Figure dataset records ::
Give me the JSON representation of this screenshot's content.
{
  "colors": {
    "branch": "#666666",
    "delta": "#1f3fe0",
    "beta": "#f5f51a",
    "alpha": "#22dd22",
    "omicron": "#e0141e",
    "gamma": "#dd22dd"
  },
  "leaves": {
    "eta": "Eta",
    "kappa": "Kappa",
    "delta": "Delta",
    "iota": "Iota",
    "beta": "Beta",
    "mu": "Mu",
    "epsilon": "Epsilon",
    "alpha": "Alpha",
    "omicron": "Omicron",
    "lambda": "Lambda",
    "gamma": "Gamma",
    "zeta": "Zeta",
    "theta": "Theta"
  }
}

Instructions to follow :: Copy out the whole listing exactly as written.

Finished answer ::
Give me the JSON representation of this screenshot's content.
{
  "colors": {
    "branch": "#666666",
    "delta": "#1f3fe0",
    "beta": "#f5f51a",
    "alpha": "#22dd22",
    "omicron": "#e0141e",
    "gamma": "#dd22dd"
  },
  "leaves": {
    "eta": "Eta",
    "kappa": "Kappa",
    "delta": "Delta",
    "iota": "Iota",
    "beta": "Beta",
    "mu": "Mu",
    "epsilon": "Epsilon",
    "alpha": "Alpha",
    "omicron": "Omicron",
    "lambda": "Lambda",
    "gamma": "Gamma",
    "zeta": "Zeta",
    "theta": "Theta"
  }
}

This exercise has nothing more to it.